## WHAT YOU NEED TO DO
Set down the material once more, exactly as it appears.

## GIVEN DATA
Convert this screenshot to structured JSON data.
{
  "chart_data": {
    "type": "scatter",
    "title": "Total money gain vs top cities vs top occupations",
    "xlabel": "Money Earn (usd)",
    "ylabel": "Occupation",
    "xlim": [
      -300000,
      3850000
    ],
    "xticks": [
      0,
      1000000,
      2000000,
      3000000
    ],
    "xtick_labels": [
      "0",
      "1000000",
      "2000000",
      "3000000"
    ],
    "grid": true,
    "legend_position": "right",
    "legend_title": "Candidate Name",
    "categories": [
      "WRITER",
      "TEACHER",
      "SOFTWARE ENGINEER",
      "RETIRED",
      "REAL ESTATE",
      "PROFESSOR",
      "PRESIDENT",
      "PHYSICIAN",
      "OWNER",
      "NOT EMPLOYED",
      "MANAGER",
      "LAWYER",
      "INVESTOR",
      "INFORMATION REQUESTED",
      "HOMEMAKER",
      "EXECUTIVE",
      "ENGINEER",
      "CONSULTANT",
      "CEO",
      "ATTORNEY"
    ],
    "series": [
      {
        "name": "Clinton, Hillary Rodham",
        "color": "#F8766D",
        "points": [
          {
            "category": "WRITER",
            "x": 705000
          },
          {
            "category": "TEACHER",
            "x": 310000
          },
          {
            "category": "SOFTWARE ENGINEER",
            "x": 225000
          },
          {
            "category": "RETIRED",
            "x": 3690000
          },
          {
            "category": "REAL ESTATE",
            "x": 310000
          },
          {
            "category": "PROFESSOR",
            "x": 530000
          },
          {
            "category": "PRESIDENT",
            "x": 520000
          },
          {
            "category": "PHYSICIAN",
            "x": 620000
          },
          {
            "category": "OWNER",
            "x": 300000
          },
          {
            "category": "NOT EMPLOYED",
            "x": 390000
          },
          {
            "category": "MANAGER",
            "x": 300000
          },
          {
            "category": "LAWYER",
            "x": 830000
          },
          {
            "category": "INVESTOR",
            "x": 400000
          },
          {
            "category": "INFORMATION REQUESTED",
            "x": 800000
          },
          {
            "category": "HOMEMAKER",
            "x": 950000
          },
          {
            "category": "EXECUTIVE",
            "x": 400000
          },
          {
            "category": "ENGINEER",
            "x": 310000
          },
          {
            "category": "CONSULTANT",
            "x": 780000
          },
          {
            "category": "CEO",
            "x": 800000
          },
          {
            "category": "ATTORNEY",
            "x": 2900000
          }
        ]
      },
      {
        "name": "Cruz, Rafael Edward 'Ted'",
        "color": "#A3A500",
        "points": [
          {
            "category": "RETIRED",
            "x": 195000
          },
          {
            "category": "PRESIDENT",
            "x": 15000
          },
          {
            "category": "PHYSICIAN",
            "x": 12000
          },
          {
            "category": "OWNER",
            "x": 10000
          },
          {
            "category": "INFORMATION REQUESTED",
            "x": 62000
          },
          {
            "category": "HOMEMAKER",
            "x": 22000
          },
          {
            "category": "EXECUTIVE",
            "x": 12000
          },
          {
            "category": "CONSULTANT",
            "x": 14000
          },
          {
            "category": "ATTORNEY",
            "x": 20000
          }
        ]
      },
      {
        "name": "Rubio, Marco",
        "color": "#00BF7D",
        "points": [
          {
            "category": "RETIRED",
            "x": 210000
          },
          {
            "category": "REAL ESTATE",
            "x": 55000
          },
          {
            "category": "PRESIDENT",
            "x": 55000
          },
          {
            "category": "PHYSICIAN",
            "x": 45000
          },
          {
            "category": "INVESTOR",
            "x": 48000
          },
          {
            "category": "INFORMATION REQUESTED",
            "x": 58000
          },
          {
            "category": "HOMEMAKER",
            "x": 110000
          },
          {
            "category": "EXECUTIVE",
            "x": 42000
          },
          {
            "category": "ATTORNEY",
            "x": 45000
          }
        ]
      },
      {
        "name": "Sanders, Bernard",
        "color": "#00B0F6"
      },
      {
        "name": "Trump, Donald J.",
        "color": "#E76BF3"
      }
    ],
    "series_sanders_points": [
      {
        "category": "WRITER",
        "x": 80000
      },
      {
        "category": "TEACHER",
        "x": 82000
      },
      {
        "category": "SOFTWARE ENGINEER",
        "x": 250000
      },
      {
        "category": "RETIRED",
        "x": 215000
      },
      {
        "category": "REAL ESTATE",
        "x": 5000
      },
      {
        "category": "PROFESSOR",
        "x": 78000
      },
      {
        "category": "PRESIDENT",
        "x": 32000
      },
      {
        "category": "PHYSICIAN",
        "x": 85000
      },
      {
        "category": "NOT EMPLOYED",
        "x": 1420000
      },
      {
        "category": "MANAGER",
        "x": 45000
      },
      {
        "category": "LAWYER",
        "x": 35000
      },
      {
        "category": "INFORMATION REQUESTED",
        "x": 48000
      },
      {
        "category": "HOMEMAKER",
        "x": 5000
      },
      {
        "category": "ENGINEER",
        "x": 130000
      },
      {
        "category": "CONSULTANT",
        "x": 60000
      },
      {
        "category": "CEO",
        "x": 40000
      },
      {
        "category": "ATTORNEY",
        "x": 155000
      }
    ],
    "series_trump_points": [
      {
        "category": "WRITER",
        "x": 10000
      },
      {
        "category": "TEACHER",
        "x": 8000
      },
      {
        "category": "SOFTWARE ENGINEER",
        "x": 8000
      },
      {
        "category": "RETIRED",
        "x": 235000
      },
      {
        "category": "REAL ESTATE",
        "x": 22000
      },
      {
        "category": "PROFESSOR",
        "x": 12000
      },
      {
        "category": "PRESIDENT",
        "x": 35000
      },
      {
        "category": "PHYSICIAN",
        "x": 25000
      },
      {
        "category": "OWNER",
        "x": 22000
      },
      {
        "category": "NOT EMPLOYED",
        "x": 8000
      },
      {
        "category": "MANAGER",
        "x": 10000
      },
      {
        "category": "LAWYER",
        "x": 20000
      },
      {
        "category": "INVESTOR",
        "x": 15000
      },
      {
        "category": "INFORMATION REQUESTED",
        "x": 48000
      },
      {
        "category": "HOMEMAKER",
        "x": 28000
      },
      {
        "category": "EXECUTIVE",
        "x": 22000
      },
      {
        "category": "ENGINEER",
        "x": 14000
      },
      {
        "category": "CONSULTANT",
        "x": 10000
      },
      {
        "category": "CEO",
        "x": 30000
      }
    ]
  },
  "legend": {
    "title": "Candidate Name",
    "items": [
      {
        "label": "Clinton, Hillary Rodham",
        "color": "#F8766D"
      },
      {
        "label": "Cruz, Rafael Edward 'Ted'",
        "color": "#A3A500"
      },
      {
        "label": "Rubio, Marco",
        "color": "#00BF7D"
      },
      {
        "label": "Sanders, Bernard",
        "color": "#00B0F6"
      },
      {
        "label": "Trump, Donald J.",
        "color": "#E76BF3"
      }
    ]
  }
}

## OUTPUT BELOW
Convert this screenshot to structured JSON data.
{
  "chart_data": {
    "type": "scatter",
    "title": "Total money gain vs top cities vs top occupations",
    "xlabel": "Money Earn (usd)",
    "ylabel": "Occupation",
    "xlim": [
      -300000,
      3850000
    ],
    "xticks": [
      0,
      1000000,
      2000000,
      3000000
    ],
    "xtick_labels": [
      "0",
      "1000000",
      "2000000",
      "3000000"
    ],
    "grid": true,
    "legend_position": "right",
    "legend_title": "Candidate Name",
    "categories": [
      "WRITER",
      "TEACHER",
      "SOFTWARE ENGINEER",
      "RETIRED",
      "REAL ESTATE",
      "PROFESSOR",
      "PRESIDENT",
      "PHYSICIAN",
      "OWNER",
      "NOT EMPLOYED",
      "MANAGER",
      "LAWYER",
      "INVESTOR",
      "INFORMATION REQUESTED",
      "HOMEMAKER",
      "EXECUTIVE",
      "ENGINEER",
      "CONSULTANT",
      "CEO",
      "ATTORNEY"
    ],
    "series": [
      {
        "name": "Clinton, Hillary Rodham",
        "color": "#F8766D",
        "points": [
          {
            "category": "WRITER",
            "x": 705000
          },
          {
            "category": "TEACHER",
            "x": 310000
          },
          {
            "category": "SOFTWARE ENGINEER",
            "x": 225000
          },
          {
            "category": "RETIRED",
            "x": 3690000
          },
          {
            "category": "REAL ESTATE",
            "x": 310000
          },
          {
            "category": "PROFESSOR",
            "x": 530000
          },
          {
            "category": "PRESIDENT",
            "x": 520000
          },
          {
            "category": "PHYSICIAN",
            "x": 620000
          },
          {
            "category": "OWNER",
            "x": 300000
          },
          {
            "category": "NOT EMPLOYED",
            "x": 390000
          },
          {
            "category": "MANAGER",
            "x": 300000
          },
          {
            "category": "LAWYER",
            "x": 830000
          },
          {
            "category": "INVESTOR",
            "x": 400000
          },
          {
            "category": "INFORMATION REQUESTED",
            "x": 800000
          },
          {
            "category": "HOMEMAKER",
            "x": 950000
          },
          {
            "category": "EXECUTIVE",
            "x": 400000
          },
          {
            "category": "ENGINEER",
            "x": 310000
          },
          {
            "category": "CONSULTANT",
            "x": 780000
          },
          {
            "category": "CEO",
            "x": 800000
          },
          {
            "category": "ATTORNEY",
            "x": 2900000
          }
        ]
      },
      {
        "name": "Cruz, Rafael Edward 'Ted'",
        "color": "#A3A500",
        "points": [
          {
            "category": "RETIRED",
            "x": 195000
          },
          {
            "category": "PRESIDENT",
            "x": 15000
          },
          {
            "category": "PHYSICIAN",
            "x": 12000
          },
          {
            "category": "OWNER",
            "x": 10000
          },
          {
            "category": "INFORMATION REQUESTED",
            "x": 62000
          },
          {
            "category": "HOMEMAKER",
            "x": 22000
          },
          {
            "category": "EXECUTIVE",
            "x": 12000
          },
          {
            "category": "CONSULTANT",
            "x": 14000
          },
          {
            "category": "ATTORNEY",
            "x": 20000
          }
        ]
      },
      {
        "name": "Rubio, Marco",
        "color": "#00BF7D",
        "points": [
          {
            "category": "RETIRED",
            "x": 210000
          },
          {
            "category": "REAL ESTATE",
            "x": 55000
          },
          {
            "category": "PRESIDENT",
            "x": 55000
          },
          {
            "category": "PHYSICIAN",
            "x": 45000
          },
          {
            "category": "INVESTOR",
            "x": 48000
          },
          {
            "category": "INFORMATION REQUESTED",
            "x": 58000
          },
          {
            "category": "HOMEMAKER",
            "x": 110000
          },
          {
            "category": "EXECUTIVE",
            "x": 42000
          },
          {
            "category": "ATTORNEY",
            "x": 45000
          }
        ]
      },
      {
        "name": "Sanders, Bernard",
        "color": "#00B0F6"
      },
      {
        "name": "Trump, Donald J.",
        "color": "#E76BF3"
      }
    ],
    "series_sanders_points": [
      {
        "category": "WRITER",
        "x": 80000
      },
      {
        "category": "TEACHER",
        "x": 82000
      },
      {
        "category": "SOFTWARE ENGINEER",
        "x": 250000
      },
      {
        "category": "RETIRED",
        "x": 215000
      },
      {
        "category": "REAL ESTATE",
        "x": 5000
      },
      {
        "category": "PROFESSOR",
        "x": 78000
      },
      {
        "category": "PRESIDENT",
        "x": 32000
      },
      {
        "category": "PHYSICIAN",
        "x": 85000
      },
      {
        "category": "NOT EMPLOYED",
        "x": 1420000
      },
      {
        "category": "MANAGER",
        "x": 45000
      },
      {
        "category": "LAWYER",
        "x": 35000
      },
      {
        "category": "INFORMATION REQUESTED",
        "x": 48000
      },
      {
        "category": "HOMEMAKER",
        "x": 5000
      },
      {
        "category": "ENGINEER",
        "x": 130000
      },
      {
        "category": "CONSULTANT",
        "x": 60000
      },
      {
        "category": "CEO",
        "x": 40000
      },
      {
        "category": "ATTORNEY",
        "x": 155000
      }
    ],
    "series_trump_points": [
      {
        "category": "WRITER",
        "x": 10000
      },
      {
        "category": "TEACHER",
        "x": 8000
      },
      {
        "category": "SOFTWARE ENGINEER",
        "x": 8000
      },
      {
        "category": "RETIRED",
        "x": 235000
      },
      {
        "category": "REAL ESTATE",
        "x": 22000
      },
      {
        "category": "PROFESSOR",
        "x": 12000
      },
      {
        "category": "PRESIDENT",
        "x": 35000
      },
      {
        "category": "PHYSICIAN",
        "x": 25000
      },
      {
        "category": "OWNER",
        "x": 22000
      },
      {
        "category": "NOT EMPLOYED",
        "x": 8000
      },
      {
        "category": "MANAGER",
        "x": 10000
      },
      {
        "category": "LAWYER",
        "x": 20000
      },
      {
        "category": "INVESTOR",
        "x": 15000
      },
      {
        "category": "INFORMATION REQUESTED",
        "x": 48000
      },
      {
        "category": "HOMEMAKER",
        "x": 28000
      },
      {
        "category": "EXECUTIVE",
        "x": 22000
      },
      {
        "category": "ENGINEER",
        "x": 14000
      },
      {
        "category": "CONSULTANT",
        "x": 10000
      },
      {
        "category": "CEO",
        "x": 30000
      }
    ]
  },
  "legend": {
    "title": "Candidate Name",
    "items": [
      {
        "label": "Clinton, Hillary Rodham",
        "color": "#F8766D"
      },
      {
        "label": "Cruz, Rafael Edward 'Ted'",
        "color": "#A3A500"
      },
      {
        "label": "Rubio, Marco",
        "color": "#00BF7D"
      },
      {
        "label": "Sanders, Bernard",
        "color": "#00B0F6"
      },
      {
        "label": "Trump, Donald J.",
        "color": "#E76BF3"
      }
    ]
  }
}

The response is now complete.